_What is expected_
Reproduce all of the listing below without alteration.

_Entries provided_
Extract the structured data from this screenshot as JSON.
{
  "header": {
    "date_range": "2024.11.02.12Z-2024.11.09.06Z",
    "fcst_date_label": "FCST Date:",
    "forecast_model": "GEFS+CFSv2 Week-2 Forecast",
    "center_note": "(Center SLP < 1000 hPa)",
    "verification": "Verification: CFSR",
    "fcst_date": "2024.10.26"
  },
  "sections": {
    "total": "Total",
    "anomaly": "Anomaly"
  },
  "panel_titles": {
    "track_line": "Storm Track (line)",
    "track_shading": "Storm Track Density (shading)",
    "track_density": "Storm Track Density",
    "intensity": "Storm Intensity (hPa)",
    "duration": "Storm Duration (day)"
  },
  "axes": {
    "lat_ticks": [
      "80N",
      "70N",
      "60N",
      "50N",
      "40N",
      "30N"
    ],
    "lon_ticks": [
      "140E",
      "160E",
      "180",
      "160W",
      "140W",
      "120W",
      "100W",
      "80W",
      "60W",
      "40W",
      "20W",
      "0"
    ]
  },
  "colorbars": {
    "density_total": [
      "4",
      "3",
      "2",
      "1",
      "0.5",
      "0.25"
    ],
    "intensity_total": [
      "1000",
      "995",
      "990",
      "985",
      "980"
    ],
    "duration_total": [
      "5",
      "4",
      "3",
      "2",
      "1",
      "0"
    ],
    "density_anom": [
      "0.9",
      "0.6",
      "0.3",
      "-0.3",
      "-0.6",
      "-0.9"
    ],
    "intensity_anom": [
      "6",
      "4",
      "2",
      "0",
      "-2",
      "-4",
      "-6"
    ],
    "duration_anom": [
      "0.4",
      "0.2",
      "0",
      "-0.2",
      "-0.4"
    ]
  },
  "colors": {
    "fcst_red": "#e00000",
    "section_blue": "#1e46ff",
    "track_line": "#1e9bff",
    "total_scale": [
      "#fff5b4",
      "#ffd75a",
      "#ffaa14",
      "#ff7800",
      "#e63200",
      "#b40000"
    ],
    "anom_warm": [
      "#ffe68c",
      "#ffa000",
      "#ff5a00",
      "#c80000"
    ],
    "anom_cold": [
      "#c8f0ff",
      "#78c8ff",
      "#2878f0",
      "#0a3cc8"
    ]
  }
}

_Result of this task_
Extract the structured data from this screenshot as JSON.
{
  "header": {
    "date_range": "2024.11.02.12Z-2024.11.09.06Z",
    "fcst_date_label": "FCST Date:",
    "forecast_model": "GEFS+CFSv2 Week-2 Forecast",
    "center_note": "(Center SLP < 1000 hPa)",
    "verification": "Verification: CFSR",
    "fcst_date": "2024.10.26"
  },
  "sections": {
    "total": "Total",
    "anomaly": "Anomaly"
  },
  "panel_titles": {
    "track_line": "Storm Track (line)",
    "track_shading": "Storm Track Density (shading)",
    "track_density": "Storm Track Density",
    "intensity": "Storm Intensity (hPa)",
    "duration": "Storm Duration (day)"
  },
  "axes": {
    "lat_ticks": [
      "80N",
      "70N",
      "60N",
      "50N",
      "40N",
      "30N"
    ],
    "lon_ticks": [
      "140E",
      "160E",
      "180",
      "160W",
      "140W",
      "120W",
      "100W",
      "80W",
      "60W",
      "40W",
      "20W",
      "0"
    ]
  },
  "colorbars": {
    "density_total": [
      "4",
      "3",
      "2",
      "1",
      "0.5",
      "0.25"
    ],
    "intensity_total": [
      "1000",
      "995",
      "990",
      "985",
      "980"
    ],
    "duration_total": [
      "5",
      "4",
      "3",
      "2",
      "1",
      "0"
    ],
    "density_anom": [
      "0.9",
      "0.6",
      "0.3",
      "-0.3",
      "-0.6",
      "-0.9"
    ],
    "intensity_anom": [
      "6",
      "4",
      "2",
      "0",
      "-2",
      "-4",
      "-6"
    ],
    "duration_anom": [
      "0.4",
      "0.2",
      "0",
      "-0.2",
      "-0.4"
    ]
  },
  "colors": {
    "fcst_red": "#e00000",
    "section_blue": "#1e46ff",
    "track_line": "#1e9bff",
    "total_scale": [
      "#fff5b4",
      "#ffd75a",
      "#ffaa14",
      "#ff7800",
      "#e63200",
      "#b40000"
    ],
    "anom_warm": [
      "#ffe68c",
      "#ffa000",
      "#ff5a00",
      "#c80000"
    ],
    "anom_cold": [
      "#c8f0ff",
      "#78c8ff",
      "#2878f0",
      "#0a3cc8"
    ]
  }
}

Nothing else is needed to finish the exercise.